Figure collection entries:
***
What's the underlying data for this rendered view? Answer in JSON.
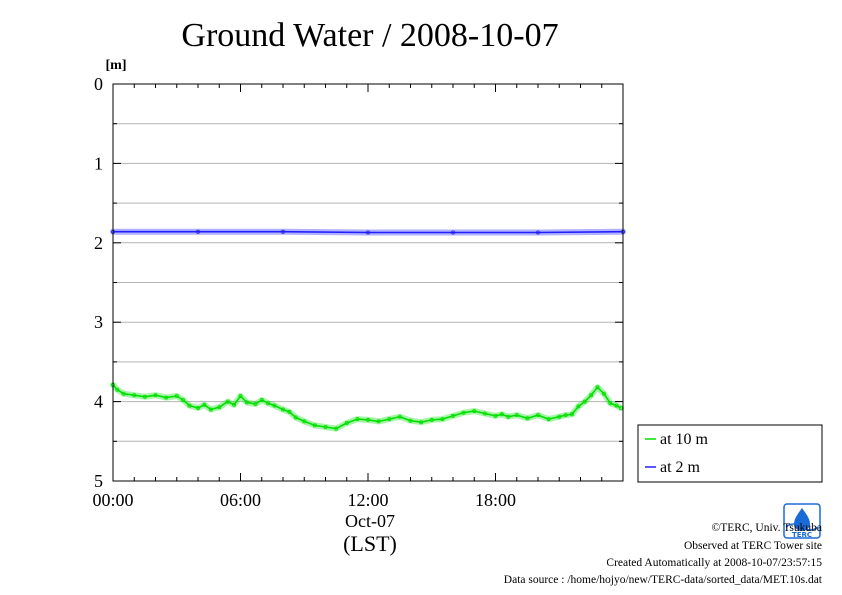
{
  "chart_data": {
    "type": "line",
    "title": "Ground Water / 2008-10-07",
    "ylabel": "[m]",
    "xlabel": "(LST)",
    "ylim": [
      0,
      5
    ],
    "y_inverted": true,
    "y_ticks": [
      "0",
      "1",
      "2",
      "3",
      "4",
      "5"
    ],
    "y_minor_step": 0.5,
    "x_range_hours": [
      0,
      24
    ],
    "x_ticks": [
      {
        "hour": 0,
        "label": "00:00"
      },
      {
        "hour": 6,
        "label": "06:00"
      },
      {
        "hour": 12,
        "label": "12:00"
      },
      {
        "hour": 18,
        "label": "18:00"
      }
    ],
    "date_label": "Oct-07",
    "grid": "horizontal",
    "legend_position": "right",
    "series": [
      {
        "name": "at 10 m",
        "color": "#00e000",
        "x_hours": [
          0.0,
          0.2,
          0.5,
          1.0,
          1.5,
          2.0,
          2.5,
          3.0,
          3.3,
          3.6,
          4.0,
          4.3,
          4.6,
          5.0,
          5.4,
          5.7,
          6.0,
          6.3,
          6.7,
          7.0,
          7.3,
          7.6,
          8.0,
          8.3,
          8.6,
          9.0,
          9.5,
          10.0,
          10.5,
          11.0,
          11.5,
          12.0,
          12.5,
          13.0,
          13.5,
          14.0,
          14.5,
          15.0,
          15.5,
          16.0,
          16.5,
          17.0,
          17.5,
          18.0,
          18.3,
          18.6,
          19.0,
          19.5,
          20.0,
          20.5,
          21.0,
          21.3,
          21.6,
          21.9,
          22.2,
          22.5,
          22.8,
          23.1,
          23.4,
          23.7,
          23.9
        ],
        "values": [
          3.79,
          3.85,
          3.9,
          3.92,
          3.94,
          3.92,
          3.95,
          3.93,
          3.98,
          4.05,
          4.08,
          4.04,
          4.1,
          4.07,
          4.0,
          4.04,
          3.93,
          4.01,
          4.03,
          3.98,
          4.02,
          4.05,
          4.1,
          4.13,
          4.2,
          4.25,
          4.3,
          4.32,
          4.34,
          4.27,
          4.22,
          4.23,
          4.25,
          4.22,
          4.19,
          4.24,
          4.26,
          4.23,
          4.22,
          4.18,
          4.14,
          4.12,
          4.15,
          4.18,
          4.16,
          4.19,
          4.17,
          4.21,
          4.17,
          4.22,
          4.19,
          4.17,
          4.16,
          4.06,
          4.0,
          3.92,
          3.82,
          3.9,
          4.02,
          4.05,
          4.08
        ]
      },
      {
        "name": "at 2 m",
        "color": "#2020ff",
        "x_hours": [
          0,
          4,
          8,
          12,
          16,
          20,
          24
        ],
        "values": [
          1.86,
          1.86,
          1.86,
          1.87,
          1.87,
          1.87,
          1.86
        ]
      }
    ]
  },
  "footer": {
    "copyright": "©TERC, Univ. Tsukuba",
    "observed": "Observed at TERC Tower site",
    "created": "Created Automatically at 2008-10-07/23:57:15",
    "source": "Data source : /home/hojyo/new/TERC-data/sorted_data/MET.10s.dat"
  },
  "logo": {
    "text": "TERC",
    "color": "#1a6bd8"
  }
}
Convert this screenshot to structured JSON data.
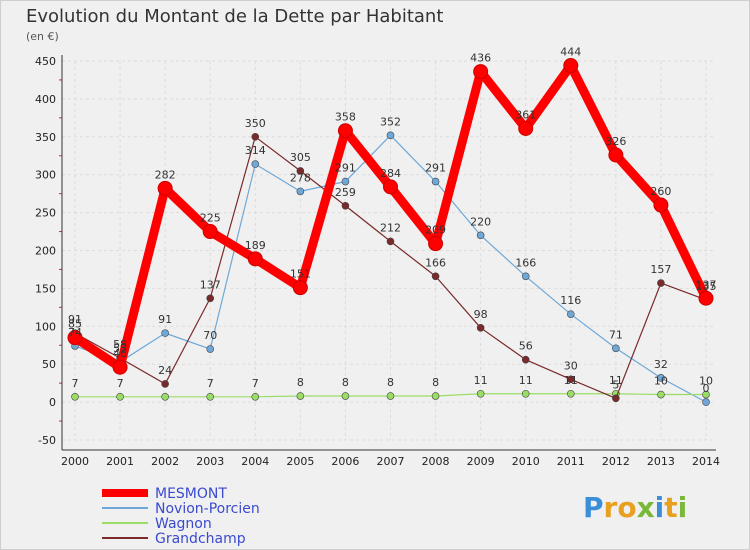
{
  "chart_data": {
    "type": "line",
    "title": "Evolution du Montant de la Dette par Habitant",
    "subtitle": "(en €)",
    "x": [
      "2000",
      "2001",
      "2002",
      "2003",
      "2004",
      "2005",
      "2006",
      "2007",
      "2008",
      "2009",
      "2010",
      "2011",
      "2012",
      "2013",
      "2014"
    ],
    "ylim": [
      -50,
      450
    ],
    "yticks": [
      -50,
      0,
      50,
      100,
      150,
      200,
      250,
      300,
      350,
      400,
      450
    ],
    "grid": true,
    "legend_position": "bottom-left",
    "series": [
      {
        "name": "MESMONT",
        "color": "#ff0000",
        "values": [
          85,
          46,
          282,
          225,
          189,
          151,
          358,
          284,
          209,
          436,
          361,
          444,
          326,
          260,
          137
        ],
        "labels": [
          "85",
          "46",
          "282",
          "225",
          "189",
          "151",
          "358",
          "284",
          "209",
          "436",
          "361",
          "444",
          "326",
          "260",
          "137"
        ]
      },
      {
        "name": "Novion-Porcien",
        "color": "#6ea8d8",
        "values": [
          74,
          53,
          91,
          70,
          314,
          278,
          291,
          352,
          291,
          220,
          166,
          116,
          71,
          32,
          0
        ],
        "labels": [
          "74",
          "53",
          "91",
          "70",
          "314",
          "278",
          "291",
          "352",
          "291",
          "220",
          "166",
          "116",
          "71",
          "32",
          "0"
        ]
      },
      {
        "name": "Wagnon",
        "color": "#99dd66",
        "values": [
          7,
          7,
          7,
          7,
          7,
          8,
          8,
          8,
          8,
          11,
          11,
          11,
          11,
          10,
          10
        ],
        "labels": [
          "7",
          "7",
          "",
          "7",
          "7",
          "8",
          "8",
          "8",
          "8",
          "11",
          "11",
          "11",
          "11",
          "10",
          "10"
        ]
      },
      {
        "name": "Grandchamp",
        "color": "#7a2a2a",
        "values": [
          91,
          58,
          24,
          137,
          350,
          305,
          259,
          212,
          166,
          98,
          56,
          30,
          5,
          157,
          135
        ],
        "labels": [
          "91",
          "58",
          "24",
          "137",
          "350",
          "305",
          "259",
          "212",
          "166",
          "98",
          "56",
          "30",
          "5",
          "157",
          "135"
        ]
      }
    ]
  },
  "brand": {
    "letters": [
      "P",
      "r",
      "o",
      "x",
      "i",
      "t",
      "i"
    ],
    "colors": [
      "#3b8fd9",
      "#e8a020",
      "#e8a020",
      "#7ab83a",
      "#3b8fd9",
      "#e8a020",
      "#7ab83a"
    ]
  }
}
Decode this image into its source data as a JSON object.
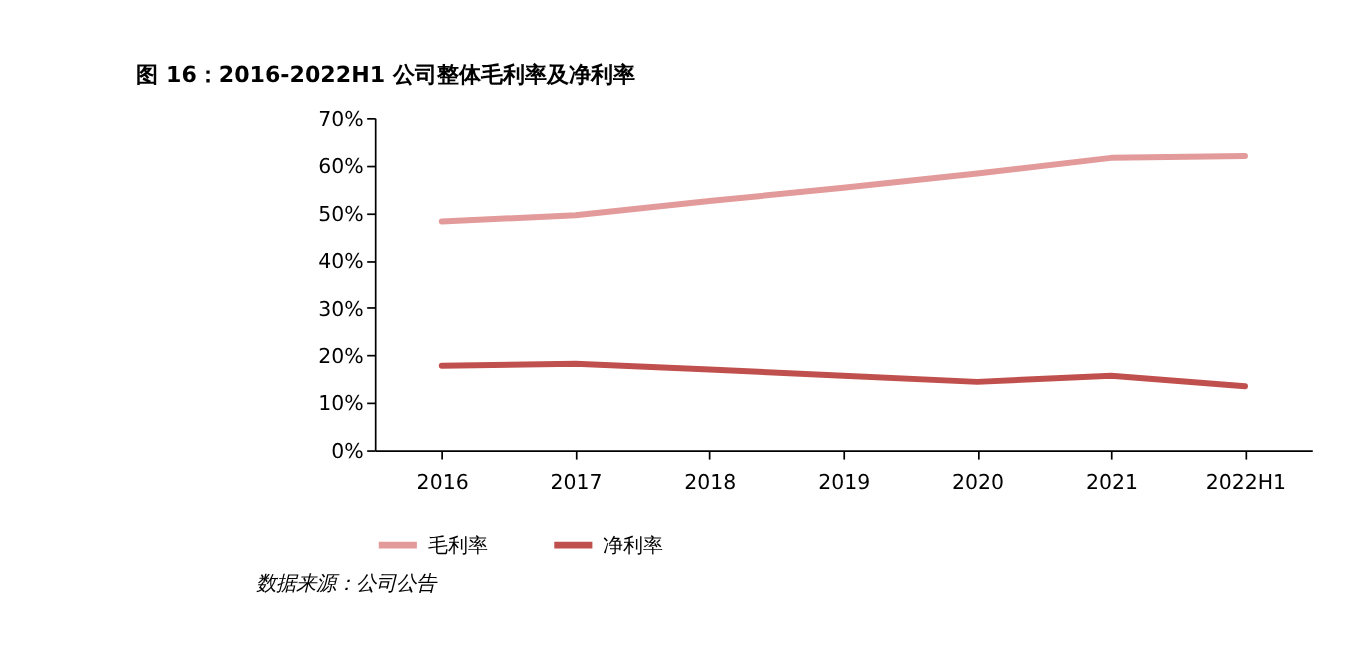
***
- **The problem**:
Write out the entries again, exactly as given, skipping any images.

- **Task response**:
What's the underlying data for this rendered view? Answer in JSON.
{
  "chart_data": {
    "type": "line",
    "title": "Ground Water / 2008-10-07",
    "ylabel": "[m]",
    "xlabel": "(LST)",
    "ylim": [
      0,
      5
    ],
    "y_inverted": true,
    "y_ticks": [
      "0",
      "1",
      "2",
      "3",
      "4",
      "5"
    ],
    "y_minor_step": 0.5,
    "x_range_hours": [
      0,
      24
    ],
    "x_ticks": [
      {
        "hour": 0,
        "label": "00:00"
      },
      {
        "hour": 6,
        "label": "06:00"
      },
      {
        "hour": 12,
        "label": "12:00"
      },
      {
        "hour": 18,
        "label": "18:00"
      }
    ],
    "date_label": "Oct-07",
    "grid": "horizontal",
    "legend_position": "right",
    "series": [
      {
        "name": "at 10 m",
        "color": "#00e000",
        "x_hours": [
          0.0,
          0.2,
          0.5,
          1.0,
          1.5,
          2.0,
          2.5,
          3.0,
          3.3,
          3.6,
          4.0,
          4.3,
          4.6,
          5.0,
          5.4,
          5.7,
          6.0,
          6.3,
          6.7,
          7.0,
          7.3,
          7.6,
          8.0,
          8.3,
          8.6,
          9.0,
          9.5,
          10.0,
          10.5,
          11.0,
          11.5,
          12.0,
          12.5,
          13.0,
          13.5,
          14.0,
          14.5,
          15.0,
          15.5,
          16.0,
          16.5,
          17.0,
          17.5,
          18.0,
          18.3,
          18.6,
          19.0,
          19.5,
          20.0,
          20.5,
          21.0,
          21.3,
          21.6,
          21.9,
          22.2,
          22.5,
          22.8,
          23.1,
          23.4,
          23.7,
          23.9
        ],
        "values": [
          3.79,
          3.85,
          3.9,
          3.92,
          3.94,
          3.92,
          3.95,
          3.93,
          3.98,
          4.05,
          4.08,
          4.04,
          4.1,
          4.07,
          4.0,
          4.04,
          3.93,
          4.01,
          4.03,
          3.98,
          4.02,
          4.05,
          4.1,
          4.13,
          4.2,
          4.25,
          4.3,
          4.32,
          4.34,
          4.27,
          4.22,
          4.23,
          4.25,
          4.22,
          4.19,
          4.24,
          4.26,
          4.23,
          4.22,
          4.18,
          4.14,
          4.12,
          4.15,
          4.18,
          4.16,
          4.19,
          4.17,
          4.21,
          4.17,
          4.22,
          4.19,
          4.17,
          4.16,
          4.06,
          4.0,
          3.92,
          3.82,
          3.9,
          4.02,
          4.05,
          4.08
        ]
      },
      {
        "name": "at 2 m",
        "color": "#2020ff",
        "x_hours": [
          0,
          4,
          8,
          12,
          16,
          20,
          24
        ],
        "values": [
          1.86,
          1.86,
          1.86,
          1.87,
          1.87,
          1.87,
          1.86
        ]
      }
    ]
  },
  "footer": {
    "copyright": "©TERC, Univ. Tsukuba",
    "observed": "Observed at TERC Tower site",
    "created": "Created Automatically at 2008-10-07/23:57:15",
    "source": "Data source : /home/hojyo/new/TERC-data/sorted_data/MET.10s.dat"
  },
  "logo": {
    "text": "TERC",
    "color": "#1a6bd8"
  }
}
Convert this screenshot to structured JSON data.
{
  "chart_data": {
    "type": "line",
    "title": "Evolution du Montant de la Dette par Habitant",
    "subtitle": "(en €)",
    "x": [
      "2000",
      "2001",
      "2002",
      "2003",
      "2004",
      "2005",
      "2006",
      "2007",
      "2008",
      "2009",
      "2010",
      "2011",
      "2012",
      "2013",
      "2014"
    ],
    "ylim": [
      -50,
      450
    ],
    "yticks": [
      -50,
      0,
      50,
      100,
      150,
      200,
      250,
      300,
      350,
      400,
      450
    ],
    "grid": true,
    "legend_position": "bottom-left",
    "series": [
      {
        "name": "MESMONT",
        "color": "#ff0000",
        "values": [
          85,
          46,
          282,
          225,
          189,
          151,
          358,
          284,
          209,
          436,
          361,
          444,
          326,
          260,
          137
        ],
        "labels": [
          "85",
          "46",
          "282",
          "225",
          "189",
          "151",
          "358",
          "284",
          "209",
          "436",
          "361",
          "444",
          "326",
          "260",
          "137"
        ]
      },
      {
        "name": "Novion-Porcien",
        "color": "#6ea8d8",
        "values": [
          74,
          53,
          91,
          70,
          314,
          278,
          291,
          352,
          291,
          220,
          166,
          116,
          71,
          32,
          0
        ],
        "labels": [
          "74",
          "53",
          "91",
          "70",
          "314",
          "278",
          "291",
          "352",
          "291",
          "220",
          "166",
          "116",
          "71",
          "32",
          "0"
        ]
      },
      {
        "name": "Wagnon",
        "color": "#99dd66",
        "values": [
          7,
          7,
          7,
          7,
          7,
          8,
          8,
          8,
          8,
          11,
          11,
          11,
          11,
          10,
          10
        ],
        "labels": [
          "7",
          "7",
          "",
          "7",
          "7",
          "8",
          "8",
          "8",
          "8",
          "11",
          "11",
          "11",
          "11",
          "10",
          "10"
        ]
      },
      {
        "name": "Grandchamp",
        "color": "#7a2a2a",
        "values": [
          91,
          58,
          24,
          137,
          350,
          305,
          259,
          212,
          166,
          98,
          56,
          30,
          5,
          157,
          135
        ],
        "labels": [
          "91",
          "58",
          "24",
          "137",
          "350",
          "305",
          "259",
          "212",
          "166",
          "98",
          "56",
          "30",
          "5",
          "157",
          "135"
        ]
      }
    ]
  },
  "brand": {
    "letters": [
      "P",
      "r",
      "o",
      "x",
      "i",
      "t",
      "i"
    ],
    "colors": [
      "#3b8fd9",
      "#e8a020",
      "#e8a020",
      "#7ab83a",
      "#3b8fd9",
      "#e8a020",
      "#7ab83a"
    ]
  }
}
Decode this image into its source data as a JSON object.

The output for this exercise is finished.